* BEGIN *
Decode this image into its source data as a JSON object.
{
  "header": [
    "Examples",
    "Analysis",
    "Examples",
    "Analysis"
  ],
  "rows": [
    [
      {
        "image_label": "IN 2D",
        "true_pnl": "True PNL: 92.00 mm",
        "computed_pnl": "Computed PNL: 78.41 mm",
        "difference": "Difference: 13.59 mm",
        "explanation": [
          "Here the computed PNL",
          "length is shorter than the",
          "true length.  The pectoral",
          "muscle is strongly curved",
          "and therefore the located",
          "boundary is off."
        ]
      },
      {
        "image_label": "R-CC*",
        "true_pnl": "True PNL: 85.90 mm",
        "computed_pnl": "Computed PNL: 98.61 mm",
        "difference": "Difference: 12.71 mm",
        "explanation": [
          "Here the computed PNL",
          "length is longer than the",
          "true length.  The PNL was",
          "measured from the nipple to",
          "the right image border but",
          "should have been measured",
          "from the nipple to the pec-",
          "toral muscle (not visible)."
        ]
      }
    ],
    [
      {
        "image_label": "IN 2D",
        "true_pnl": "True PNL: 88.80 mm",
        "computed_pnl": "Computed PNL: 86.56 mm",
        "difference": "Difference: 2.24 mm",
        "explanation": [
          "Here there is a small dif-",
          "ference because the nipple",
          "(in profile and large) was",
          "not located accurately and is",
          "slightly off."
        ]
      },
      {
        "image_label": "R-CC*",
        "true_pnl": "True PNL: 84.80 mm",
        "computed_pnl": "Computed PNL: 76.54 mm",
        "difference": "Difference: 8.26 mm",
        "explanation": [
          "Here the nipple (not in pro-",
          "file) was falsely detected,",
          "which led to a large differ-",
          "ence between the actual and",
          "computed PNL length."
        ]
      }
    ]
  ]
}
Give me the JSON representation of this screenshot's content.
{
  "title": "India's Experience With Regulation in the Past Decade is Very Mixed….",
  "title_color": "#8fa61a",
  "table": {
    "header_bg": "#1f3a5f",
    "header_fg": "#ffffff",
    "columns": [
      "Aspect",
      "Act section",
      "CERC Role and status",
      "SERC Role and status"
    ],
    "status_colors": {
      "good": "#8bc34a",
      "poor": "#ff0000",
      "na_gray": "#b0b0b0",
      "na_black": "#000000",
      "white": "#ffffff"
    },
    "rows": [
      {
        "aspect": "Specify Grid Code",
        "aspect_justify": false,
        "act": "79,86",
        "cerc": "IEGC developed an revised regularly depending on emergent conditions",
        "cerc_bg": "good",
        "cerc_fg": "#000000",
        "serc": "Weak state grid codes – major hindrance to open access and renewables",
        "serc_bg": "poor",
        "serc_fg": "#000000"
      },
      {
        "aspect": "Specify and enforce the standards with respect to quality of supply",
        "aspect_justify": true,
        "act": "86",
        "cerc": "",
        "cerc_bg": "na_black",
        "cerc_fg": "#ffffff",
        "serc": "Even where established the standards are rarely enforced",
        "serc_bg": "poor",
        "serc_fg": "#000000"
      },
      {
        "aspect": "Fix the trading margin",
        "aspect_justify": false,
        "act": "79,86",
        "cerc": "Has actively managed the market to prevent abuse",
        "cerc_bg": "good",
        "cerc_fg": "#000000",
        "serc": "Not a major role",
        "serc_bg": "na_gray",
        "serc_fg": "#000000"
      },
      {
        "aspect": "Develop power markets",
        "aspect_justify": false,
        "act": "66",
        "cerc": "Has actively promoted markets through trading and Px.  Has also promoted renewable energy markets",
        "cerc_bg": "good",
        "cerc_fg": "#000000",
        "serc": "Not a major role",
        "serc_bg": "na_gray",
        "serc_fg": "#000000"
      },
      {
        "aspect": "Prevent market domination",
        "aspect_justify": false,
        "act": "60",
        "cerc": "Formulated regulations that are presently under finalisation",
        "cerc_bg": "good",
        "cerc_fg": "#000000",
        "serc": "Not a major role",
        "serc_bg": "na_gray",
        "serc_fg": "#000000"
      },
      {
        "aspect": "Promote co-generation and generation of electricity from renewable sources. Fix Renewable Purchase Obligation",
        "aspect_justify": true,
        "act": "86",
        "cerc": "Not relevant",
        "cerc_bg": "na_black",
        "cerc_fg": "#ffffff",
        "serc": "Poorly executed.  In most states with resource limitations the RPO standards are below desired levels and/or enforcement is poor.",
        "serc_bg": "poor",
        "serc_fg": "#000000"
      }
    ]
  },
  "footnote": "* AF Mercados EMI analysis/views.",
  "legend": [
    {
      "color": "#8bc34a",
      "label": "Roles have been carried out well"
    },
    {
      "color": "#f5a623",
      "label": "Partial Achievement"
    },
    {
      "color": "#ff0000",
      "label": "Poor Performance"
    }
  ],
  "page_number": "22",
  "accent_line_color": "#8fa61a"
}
* END *
WHAT THE TASK REQUIRES — Find the lines above that include the string "nipple" and copy them.

SOLVED PROBLEM —
          "measured from the nipple to",
          "from the nipple to the pec-",
          "ference because the nipple",
          "Here the nipple (not in pro-",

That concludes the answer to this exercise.